▶ **Description of the task**:
Scan each line of the records for the word "Cube" and extract the ones that have it.

[Extracted records]

* START *

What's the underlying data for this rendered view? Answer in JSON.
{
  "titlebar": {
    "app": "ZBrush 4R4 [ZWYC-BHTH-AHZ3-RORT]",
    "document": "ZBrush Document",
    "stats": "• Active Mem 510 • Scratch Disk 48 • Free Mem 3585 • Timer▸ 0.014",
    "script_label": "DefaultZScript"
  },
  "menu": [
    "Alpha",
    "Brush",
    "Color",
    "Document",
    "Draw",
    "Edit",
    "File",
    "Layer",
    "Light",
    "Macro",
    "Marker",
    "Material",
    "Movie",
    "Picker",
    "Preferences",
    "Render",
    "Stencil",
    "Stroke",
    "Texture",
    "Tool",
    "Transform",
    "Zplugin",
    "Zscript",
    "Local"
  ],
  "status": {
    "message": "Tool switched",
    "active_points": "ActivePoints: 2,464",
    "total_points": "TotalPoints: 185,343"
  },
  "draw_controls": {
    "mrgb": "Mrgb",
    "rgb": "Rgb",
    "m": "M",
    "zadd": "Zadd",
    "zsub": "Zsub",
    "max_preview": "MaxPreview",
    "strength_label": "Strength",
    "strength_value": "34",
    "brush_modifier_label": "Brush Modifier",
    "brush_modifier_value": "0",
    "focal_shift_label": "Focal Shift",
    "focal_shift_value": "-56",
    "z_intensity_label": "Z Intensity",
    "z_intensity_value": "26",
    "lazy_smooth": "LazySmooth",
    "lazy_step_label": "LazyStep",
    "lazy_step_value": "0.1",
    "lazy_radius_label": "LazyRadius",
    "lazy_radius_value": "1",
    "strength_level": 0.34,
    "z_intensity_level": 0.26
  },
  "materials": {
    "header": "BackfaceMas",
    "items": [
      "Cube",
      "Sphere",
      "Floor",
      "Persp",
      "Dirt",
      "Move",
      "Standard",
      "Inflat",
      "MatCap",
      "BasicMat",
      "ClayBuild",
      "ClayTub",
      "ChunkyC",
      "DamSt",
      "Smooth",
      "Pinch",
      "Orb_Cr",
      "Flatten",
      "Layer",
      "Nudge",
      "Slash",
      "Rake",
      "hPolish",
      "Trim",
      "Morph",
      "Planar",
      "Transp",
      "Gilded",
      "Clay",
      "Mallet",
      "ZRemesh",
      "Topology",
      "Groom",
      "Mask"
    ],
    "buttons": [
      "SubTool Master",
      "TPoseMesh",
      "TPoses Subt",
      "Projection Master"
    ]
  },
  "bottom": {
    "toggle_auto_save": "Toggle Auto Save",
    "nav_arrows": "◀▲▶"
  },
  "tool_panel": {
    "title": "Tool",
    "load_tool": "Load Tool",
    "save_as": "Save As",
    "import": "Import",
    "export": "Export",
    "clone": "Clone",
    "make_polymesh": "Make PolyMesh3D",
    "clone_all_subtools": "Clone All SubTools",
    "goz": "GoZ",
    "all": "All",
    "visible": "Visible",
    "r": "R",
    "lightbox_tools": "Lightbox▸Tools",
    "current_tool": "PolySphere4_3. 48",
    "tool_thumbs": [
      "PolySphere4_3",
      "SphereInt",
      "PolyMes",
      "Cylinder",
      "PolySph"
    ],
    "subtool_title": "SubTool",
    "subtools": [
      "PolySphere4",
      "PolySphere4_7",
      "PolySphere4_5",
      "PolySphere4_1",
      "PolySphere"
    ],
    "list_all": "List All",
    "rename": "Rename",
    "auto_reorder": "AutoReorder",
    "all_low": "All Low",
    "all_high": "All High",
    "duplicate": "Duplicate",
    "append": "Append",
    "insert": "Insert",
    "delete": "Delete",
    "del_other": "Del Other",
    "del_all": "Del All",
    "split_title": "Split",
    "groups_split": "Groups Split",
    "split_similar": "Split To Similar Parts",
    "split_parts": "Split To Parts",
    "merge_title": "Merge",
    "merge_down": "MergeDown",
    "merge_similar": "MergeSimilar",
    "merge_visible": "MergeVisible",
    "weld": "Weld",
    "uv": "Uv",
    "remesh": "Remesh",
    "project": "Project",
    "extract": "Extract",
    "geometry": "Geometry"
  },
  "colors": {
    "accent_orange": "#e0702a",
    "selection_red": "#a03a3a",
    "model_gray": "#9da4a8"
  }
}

* END *
* START *

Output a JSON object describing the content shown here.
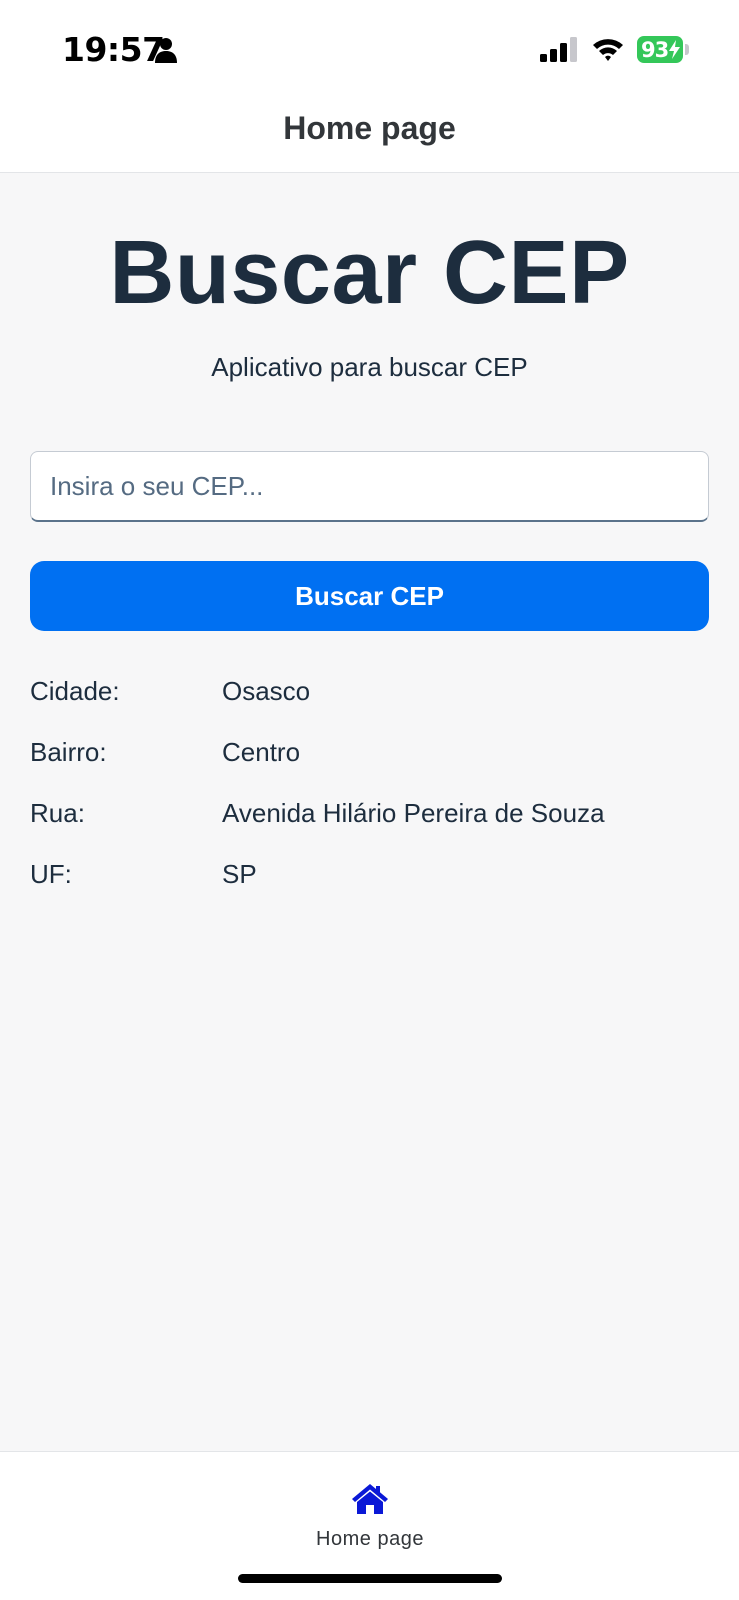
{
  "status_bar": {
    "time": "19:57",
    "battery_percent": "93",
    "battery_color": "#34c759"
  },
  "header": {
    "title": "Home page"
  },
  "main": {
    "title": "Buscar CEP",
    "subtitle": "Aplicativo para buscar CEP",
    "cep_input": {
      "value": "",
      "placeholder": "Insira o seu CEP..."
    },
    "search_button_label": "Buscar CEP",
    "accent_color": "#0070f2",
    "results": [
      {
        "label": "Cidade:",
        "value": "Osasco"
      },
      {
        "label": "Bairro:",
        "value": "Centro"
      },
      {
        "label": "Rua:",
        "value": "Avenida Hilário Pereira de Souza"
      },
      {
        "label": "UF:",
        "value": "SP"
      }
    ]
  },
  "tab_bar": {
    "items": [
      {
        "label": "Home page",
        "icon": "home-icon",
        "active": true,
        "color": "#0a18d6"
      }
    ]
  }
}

* END *
* START *

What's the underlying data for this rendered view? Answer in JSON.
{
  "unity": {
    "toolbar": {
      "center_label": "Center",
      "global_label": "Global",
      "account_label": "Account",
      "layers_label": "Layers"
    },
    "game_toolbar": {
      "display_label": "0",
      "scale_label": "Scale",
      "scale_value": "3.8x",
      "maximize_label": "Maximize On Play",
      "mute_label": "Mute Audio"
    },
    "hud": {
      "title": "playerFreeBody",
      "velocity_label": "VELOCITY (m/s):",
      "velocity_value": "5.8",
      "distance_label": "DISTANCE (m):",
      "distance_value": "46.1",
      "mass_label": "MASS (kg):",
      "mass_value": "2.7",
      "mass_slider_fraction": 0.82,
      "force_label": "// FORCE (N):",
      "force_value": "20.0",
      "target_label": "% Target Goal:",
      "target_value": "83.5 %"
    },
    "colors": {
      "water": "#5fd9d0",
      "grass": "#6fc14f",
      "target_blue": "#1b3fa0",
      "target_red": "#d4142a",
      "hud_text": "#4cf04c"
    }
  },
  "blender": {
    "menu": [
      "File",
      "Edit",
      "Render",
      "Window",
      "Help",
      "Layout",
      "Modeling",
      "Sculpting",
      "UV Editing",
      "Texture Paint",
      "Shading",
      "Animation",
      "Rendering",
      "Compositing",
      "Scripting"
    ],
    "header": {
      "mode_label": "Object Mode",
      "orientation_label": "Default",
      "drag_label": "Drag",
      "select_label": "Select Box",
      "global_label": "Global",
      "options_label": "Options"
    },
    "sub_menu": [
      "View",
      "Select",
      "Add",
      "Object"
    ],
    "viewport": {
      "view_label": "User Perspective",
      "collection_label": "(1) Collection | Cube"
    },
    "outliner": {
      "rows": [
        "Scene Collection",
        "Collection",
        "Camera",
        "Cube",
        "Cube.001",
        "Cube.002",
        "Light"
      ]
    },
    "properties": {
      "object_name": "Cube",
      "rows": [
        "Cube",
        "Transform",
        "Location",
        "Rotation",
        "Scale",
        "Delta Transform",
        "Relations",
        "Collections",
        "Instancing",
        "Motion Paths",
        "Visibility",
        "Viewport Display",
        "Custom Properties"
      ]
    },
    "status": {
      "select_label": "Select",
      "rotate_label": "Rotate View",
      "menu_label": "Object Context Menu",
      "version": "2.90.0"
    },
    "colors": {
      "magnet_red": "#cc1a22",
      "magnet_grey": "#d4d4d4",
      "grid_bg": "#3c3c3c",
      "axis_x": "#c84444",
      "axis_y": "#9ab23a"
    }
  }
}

* END *

▶ **Solution to the problem**:
      "Cube",
      "collection_label": "(1) Collection | Cube"
        "Cube",
        "Cube.001",
        "Cube.002",
      "object_name": "Cube",
        "Cube",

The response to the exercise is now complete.